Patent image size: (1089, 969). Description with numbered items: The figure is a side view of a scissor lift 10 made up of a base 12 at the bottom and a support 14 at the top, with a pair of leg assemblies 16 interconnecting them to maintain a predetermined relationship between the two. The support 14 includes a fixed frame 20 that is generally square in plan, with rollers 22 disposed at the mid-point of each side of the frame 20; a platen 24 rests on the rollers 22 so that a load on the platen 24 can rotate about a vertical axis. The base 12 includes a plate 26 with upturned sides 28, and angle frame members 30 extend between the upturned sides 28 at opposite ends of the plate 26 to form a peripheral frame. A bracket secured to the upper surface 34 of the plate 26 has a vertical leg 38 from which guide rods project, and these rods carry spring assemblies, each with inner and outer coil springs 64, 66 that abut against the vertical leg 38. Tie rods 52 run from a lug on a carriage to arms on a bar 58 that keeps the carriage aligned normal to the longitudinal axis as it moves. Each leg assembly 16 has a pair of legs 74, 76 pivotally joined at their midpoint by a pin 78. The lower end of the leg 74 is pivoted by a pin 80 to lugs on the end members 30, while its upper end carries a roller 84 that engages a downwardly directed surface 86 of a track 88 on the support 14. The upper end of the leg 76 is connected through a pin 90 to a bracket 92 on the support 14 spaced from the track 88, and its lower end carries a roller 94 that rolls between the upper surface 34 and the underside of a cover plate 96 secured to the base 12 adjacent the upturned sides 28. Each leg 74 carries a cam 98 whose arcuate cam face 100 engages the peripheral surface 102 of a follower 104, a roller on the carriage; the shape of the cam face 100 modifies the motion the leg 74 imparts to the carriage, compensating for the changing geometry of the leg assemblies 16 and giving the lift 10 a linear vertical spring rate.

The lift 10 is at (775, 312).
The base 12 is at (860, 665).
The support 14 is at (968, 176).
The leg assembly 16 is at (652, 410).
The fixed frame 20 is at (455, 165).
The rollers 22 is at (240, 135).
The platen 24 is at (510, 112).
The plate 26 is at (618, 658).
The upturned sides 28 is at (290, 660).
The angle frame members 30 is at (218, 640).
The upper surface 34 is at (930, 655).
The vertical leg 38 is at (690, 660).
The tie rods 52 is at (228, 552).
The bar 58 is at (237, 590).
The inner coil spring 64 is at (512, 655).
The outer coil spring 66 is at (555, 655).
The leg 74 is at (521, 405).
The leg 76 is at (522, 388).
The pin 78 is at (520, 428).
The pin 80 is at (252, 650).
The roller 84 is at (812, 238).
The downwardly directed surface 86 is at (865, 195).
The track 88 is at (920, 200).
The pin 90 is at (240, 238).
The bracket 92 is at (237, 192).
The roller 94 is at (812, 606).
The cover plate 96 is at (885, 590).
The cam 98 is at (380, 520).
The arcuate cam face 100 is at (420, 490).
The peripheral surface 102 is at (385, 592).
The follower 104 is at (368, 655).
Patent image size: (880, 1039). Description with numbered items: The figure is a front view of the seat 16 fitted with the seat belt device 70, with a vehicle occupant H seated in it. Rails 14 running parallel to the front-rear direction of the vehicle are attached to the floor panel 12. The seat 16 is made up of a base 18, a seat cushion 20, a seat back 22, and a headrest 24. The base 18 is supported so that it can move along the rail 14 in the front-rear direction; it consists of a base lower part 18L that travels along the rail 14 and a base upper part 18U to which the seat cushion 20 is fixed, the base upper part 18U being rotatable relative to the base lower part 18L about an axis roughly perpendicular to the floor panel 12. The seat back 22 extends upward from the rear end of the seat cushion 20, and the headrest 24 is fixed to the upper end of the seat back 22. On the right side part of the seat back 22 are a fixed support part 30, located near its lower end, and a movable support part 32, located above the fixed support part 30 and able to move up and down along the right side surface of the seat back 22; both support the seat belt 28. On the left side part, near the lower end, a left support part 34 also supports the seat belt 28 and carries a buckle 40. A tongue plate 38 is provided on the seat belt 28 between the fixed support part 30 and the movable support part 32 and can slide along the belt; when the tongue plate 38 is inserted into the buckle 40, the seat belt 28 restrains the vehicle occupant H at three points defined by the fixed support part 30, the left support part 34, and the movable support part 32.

====

▶ _GOAL_:
Rewrite all of the data above with "scissor lift" changed to "lifting table" and everything else left as it is.

▶ _SOLUTION_:
Patent image size: (1089, 969). Description with numbered items: The figure is a side view of a lifting table 10 made up of a base 12 at the bottom and a support 14 at the top, with a pair of leg assemblies 16 interconnecting them to maintain a predetermined relationship between the two. The support 14 includes a fixed frame 20 that is generally square in plan, with rollers 22 disposed at the mid-point of each side of the frame 20; a platen 24 rests on the rollers 22 so that a load on the platen 24 can rotate about a vertical axis. The base 12 includes a plate 26 with upturned sides 28, and angle frame members 30 extend between the upturned sides 28 at opposite ends of the plate 26 to form a peripheral frame. A bracket secured to the upper surface 34 of the plate 26 has a vertical leg 38 from which guide rods project, and these rods carry spring assemblies, each with inner and outer coil springs 64, 66 that abut against the vertical leg 38. Tie rods 52 run from a lug on a carriage to arms on a bar 58 that keeps the carriage aligned normal to the longitudinal axis as it moves. Each leg assembly 16 has a pair of legs 74, 76 pivotally joined at their midpoint by a pin 78. The lower end of the leg 74 is pivoted by a pin 80 to lugs on the end members 30, while its upper end carries a roller 84 that engages a downwardly directed surface 86 of a track 88 on the support 14. The upper end of the leg 76 is connected through a pin 90 to a bracket 92 on the support 14 spaced from the track 88, and its lower end carries a roller 94 that rolls between the upper surface 34 and the underside of a cover plate 96 secured to the base 12 adjacent the upturned sides 28. Each leg 74 carries a cam 98 whose arcuate cam face 100 engages the peripheral surface 102 of a follower 104, a roller on the carriage; the shape of the cam face 100 modifies the motion the leg 74 imparts to the carriage, compensating for the changing geometry of the leg assemblies 16 and giving the lift 10 a linear vertical spring rate.

The lift 10 is at (775, 312).
The base 12 is at (860, 665).
The support 14 is at (968, 176).
The leg assembly 16 is at (652, 410).
The fixed frame 20 is at (455, 165).
The rollers 22 is at (240, 135).
The platen 24 is at (510, 112).
The plate 26 is at (618, 658).
The upturned sides 28 is at (290, 660).
The angle frame members 30 is at (218, 640).
The upper surface 34 is at (930, 655).
The vertical leg 38 is at (690, 660).
The tie rods 52 is at (228, 552).
The bar 58 is at (237, 590).
The inner coil spring 64 is at (512, 655).
The outer coil spring 66 is at (555, 655).
The leg 74 is at (521, 405).
The leg 76 is at (522, 388).
The pin 78 is at (520, 428).
The pin 80 is at (252, 650).
The roller 84 is at (812, 238).
The downwardly directed surface 86 is at (865, 195).
The track 88 is at (920, 200).
The pin 90 is at (240, 238).
The bracket 92 is at (237, 192).
The roller 94 is at (812, 606).
The cover plate 96 is at (885, 590).
The cam 98 is at (380, 520).
The arcuate cam face 100 is at (420, 490).
The peripheral surface 102 is at (385, 592).
The follower 104 is at (368, 655).
Patent image size: (880, 1039). Description with numbered items: The figure is a front view of the seat 16 fitted with the seat belt device 70, with a vehicle occupant H seated in it. Rails 14 running parallel to the front-rear direction of the vehicle are attached to the floor panel 12. The seat 16 is made up of a base 18, a seat cushion 20, a seat back 22, and a headrest 24. The base 18 is supported so that it can move along the rail 14 in the front-rear direction; it consists of a base lower part 18L that travels along the rail 14 and a base upper part 18U to which the seat cushion 20 is fixed, the base upper part 18U being rotatable relative to the base lower part 18L about an axis roughly perpendicular to the floor panel 12. The seat back 22 extends upward from the rear end of the seat cushion 20, and the headrest 24 is fixed to the upper end of the seat back 22. On the right side part of the seat back 22 are a fixed support part 30, located near its lower end, and a movable support part 32, located above the fixed support part 30 and able to move up and down along the right side surface of the seat back 22; both support the seat belt 28. On the left side part, near the lower end, a left support part 34 also supports the seat belt 28 and carries a buckle 40. A tongue plate 38 is provided on the seat belt 28 between the fixed support part 30 and the movable support part 32 and can slide along the belt; when the tongue plate 38 is inserted into the buckle 40, the seat belt 28 restrains the vehicle occupant H at three points defined by the fixed support part 30, the left support part 34, and the movable support part 32.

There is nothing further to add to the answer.